What is required:
Look through the material below and count the lines with the string "triangle". Report only the count.

Record list:

━━━━━━━━━━━━━━━━

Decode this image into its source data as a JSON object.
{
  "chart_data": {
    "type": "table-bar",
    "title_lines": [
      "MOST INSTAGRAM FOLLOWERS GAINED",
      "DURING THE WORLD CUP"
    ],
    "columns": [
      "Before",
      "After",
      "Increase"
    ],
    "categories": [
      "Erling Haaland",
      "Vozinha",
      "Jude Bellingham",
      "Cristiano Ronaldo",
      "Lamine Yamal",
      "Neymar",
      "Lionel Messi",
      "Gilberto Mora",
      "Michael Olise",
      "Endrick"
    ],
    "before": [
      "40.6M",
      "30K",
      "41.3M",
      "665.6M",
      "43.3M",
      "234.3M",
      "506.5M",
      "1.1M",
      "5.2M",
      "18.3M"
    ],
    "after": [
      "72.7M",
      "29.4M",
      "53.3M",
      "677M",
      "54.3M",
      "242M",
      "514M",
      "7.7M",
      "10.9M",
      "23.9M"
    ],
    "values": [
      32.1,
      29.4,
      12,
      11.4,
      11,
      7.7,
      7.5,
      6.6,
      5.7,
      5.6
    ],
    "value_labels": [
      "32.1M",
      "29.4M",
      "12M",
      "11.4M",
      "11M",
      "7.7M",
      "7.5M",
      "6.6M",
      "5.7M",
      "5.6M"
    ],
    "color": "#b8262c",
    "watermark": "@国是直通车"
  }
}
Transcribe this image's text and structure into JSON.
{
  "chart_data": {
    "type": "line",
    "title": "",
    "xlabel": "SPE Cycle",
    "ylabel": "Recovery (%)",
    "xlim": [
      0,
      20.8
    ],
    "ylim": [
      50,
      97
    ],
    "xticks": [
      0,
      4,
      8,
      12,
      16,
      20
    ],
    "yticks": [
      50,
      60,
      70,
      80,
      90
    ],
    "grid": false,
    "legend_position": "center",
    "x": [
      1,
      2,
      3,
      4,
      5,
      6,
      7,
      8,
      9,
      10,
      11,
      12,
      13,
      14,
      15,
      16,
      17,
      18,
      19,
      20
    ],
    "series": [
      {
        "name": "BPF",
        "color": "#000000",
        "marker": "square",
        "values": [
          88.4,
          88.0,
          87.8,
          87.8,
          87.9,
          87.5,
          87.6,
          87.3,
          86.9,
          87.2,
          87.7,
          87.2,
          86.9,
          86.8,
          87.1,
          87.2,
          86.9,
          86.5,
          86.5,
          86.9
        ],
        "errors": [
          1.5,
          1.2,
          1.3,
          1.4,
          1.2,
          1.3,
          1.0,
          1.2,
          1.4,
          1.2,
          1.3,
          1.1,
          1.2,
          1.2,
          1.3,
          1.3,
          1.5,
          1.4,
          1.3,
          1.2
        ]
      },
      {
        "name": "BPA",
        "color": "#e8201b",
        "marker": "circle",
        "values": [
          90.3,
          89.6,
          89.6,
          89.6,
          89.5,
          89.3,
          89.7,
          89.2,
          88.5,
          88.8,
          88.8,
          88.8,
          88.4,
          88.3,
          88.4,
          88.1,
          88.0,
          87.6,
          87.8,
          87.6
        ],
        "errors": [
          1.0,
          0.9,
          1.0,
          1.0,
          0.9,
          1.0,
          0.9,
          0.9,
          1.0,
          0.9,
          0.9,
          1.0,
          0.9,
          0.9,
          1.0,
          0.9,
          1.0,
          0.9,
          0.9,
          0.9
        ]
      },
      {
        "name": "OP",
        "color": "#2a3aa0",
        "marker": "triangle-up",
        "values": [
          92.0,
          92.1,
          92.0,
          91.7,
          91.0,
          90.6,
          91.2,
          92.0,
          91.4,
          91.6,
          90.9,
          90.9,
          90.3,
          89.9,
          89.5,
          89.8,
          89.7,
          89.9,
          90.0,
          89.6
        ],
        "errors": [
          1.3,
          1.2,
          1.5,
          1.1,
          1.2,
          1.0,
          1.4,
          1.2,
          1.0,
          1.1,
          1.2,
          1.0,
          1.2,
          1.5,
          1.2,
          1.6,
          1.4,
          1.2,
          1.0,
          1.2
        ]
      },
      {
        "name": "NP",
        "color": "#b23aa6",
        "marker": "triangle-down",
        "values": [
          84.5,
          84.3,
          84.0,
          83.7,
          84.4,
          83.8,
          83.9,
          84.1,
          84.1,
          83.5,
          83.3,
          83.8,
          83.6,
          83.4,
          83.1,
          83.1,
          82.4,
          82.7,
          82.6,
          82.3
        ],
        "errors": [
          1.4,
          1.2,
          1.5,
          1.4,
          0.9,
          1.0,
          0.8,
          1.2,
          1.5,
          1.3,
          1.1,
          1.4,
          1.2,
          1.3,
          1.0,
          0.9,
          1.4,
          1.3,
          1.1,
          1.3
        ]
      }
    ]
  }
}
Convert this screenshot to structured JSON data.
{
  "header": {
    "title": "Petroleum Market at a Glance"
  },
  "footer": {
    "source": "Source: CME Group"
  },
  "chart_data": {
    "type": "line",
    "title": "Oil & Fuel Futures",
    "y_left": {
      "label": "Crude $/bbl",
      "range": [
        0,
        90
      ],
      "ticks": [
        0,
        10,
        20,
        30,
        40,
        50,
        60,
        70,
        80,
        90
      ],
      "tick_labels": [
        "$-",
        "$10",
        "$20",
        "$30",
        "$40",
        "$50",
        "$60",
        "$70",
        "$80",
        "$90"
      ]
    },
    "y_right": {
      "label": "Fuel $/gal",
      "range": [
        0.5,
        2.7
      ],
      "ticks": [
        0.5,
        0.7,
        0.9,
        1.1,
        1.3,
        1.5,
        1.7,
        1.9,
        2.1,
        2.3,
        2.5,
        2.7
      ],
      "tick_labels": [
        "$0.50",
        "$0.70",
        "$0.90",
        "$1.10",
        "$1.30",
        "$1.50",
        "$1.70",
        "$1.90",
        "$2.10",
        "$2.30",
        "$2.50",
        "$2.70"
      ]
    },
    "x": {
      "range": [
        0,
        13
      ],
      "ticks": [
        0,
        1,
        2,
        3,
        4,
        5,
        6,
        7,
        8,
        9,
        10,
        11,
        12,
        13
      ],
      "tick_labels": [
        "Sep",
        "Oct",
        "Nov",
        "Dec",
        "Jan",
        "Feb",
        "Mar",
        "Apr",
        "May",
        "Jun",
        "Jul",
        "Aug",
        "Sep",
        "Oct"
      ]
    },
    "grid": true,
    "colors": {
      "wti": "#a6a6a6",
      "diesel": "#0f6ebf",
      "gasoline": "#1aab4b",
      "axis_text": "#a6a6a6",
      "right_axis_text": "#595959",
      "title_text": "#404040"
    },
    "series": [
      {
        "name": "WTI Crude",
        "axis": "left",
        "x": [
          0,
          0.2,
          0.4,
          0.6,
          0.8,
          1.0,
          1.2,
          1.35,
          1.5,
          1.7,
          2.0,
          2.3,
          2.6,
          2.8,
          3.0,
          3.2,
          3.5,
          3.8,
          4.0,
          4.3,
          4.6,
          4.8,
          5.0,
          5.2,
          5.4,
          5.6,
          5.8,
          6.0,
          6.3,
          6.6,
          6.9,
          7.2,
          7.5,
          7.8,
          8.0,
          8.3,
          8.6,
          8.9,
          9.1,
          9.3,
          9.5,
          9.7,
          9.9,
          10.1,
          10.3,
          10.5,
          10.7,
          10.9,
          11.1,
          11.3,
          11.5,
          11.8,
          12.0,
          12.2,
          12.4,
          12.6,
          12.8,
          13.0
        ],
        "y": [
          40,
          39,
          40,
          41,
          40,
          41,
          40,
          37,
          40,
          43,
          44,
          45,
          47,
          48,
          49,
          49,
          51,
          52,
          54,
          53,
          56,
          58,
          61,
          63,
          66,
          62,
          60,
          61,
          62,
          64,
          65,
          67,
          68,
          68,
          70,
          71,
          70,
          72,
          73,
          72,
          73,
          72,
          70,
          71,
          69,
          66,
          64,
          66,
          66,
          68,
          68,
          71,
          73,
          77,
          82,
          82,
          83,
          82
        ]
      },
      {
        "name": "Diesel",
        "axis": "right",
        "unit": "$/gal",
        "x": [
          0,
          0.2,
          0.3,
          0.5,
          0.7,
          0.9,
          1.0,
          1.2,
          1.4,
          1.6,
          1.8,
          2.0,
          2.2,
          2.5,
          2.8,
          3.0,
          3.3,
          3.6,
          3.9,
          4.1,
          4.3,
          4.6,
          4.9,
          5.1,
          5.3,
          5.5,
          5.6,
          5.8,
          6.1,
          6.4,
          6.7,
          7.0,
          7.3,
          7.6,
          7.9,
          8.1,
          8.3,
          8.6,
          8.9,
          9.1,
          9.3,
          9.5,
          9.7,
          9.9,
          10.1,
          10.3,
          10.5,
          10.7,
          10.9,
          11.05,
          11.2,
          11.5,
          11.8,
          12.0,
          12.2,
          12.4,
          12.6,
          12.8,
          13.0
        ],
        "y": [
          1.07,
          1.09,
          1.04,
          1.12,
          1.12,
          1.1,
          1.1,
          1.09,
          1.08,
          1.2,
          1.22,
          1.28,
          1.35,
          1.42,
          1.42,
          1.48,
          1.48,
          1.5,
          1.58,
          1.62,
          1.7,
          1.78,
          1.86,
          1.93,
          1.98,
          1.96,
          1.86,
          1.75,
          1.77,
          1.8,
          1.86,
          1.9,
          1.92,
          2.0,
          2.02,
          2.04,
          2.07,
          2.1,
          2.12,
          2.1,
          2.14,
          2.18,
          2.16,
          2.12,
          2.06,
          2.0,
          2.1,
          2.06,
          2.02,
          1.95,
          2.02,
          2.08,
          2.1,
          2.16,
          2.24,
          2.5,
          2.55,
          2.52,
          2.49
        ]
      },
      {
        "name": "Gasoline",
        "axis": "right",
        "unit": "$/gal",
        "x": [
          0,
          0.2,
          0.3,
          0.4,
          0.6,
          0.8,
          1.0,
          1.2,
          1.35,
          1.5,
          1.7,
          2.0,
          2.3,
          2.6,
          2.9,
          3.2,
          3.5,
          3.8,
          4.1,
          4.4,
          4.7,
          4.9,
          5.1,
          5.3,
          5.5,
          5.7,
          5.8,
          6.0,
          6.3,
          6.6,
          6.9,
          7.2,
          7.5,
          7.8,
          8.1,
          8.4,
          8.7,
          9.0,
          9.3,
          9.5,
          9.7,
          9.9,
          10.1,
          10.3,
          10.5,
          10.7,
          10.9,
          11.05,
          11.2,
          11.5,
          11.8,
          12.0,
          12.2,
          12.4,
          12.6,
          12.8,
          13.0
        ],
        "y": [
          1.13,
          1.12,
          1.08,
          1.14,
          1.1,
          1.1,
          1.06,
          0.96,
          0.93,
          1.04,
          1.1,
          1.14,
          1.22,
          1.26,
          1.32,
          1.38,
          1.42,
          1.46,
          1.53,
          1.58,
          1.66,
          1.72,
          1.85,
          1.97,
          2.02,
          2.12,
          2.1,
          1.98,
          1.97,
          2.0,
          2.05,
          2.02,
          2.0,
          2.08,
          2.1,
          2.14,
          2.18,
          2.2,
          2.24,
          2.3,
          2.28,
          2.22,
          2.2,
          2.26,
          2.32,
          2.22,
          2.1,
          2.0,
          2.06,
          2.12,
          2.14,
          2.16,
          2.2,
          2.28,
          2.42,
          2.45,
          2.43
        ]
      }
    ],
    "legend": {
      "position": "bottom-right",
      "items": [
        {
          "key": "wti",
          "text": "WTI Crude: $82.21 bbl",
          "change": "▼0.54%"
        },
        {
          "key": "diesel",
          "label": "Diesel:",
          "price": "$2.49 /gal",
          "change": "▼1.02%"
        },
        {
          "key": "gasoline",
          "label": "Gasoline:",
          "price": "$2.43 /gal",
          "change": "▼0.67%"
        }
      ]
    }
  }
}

━━━━━━━━━━━━━━━━

Solution for this problem:
2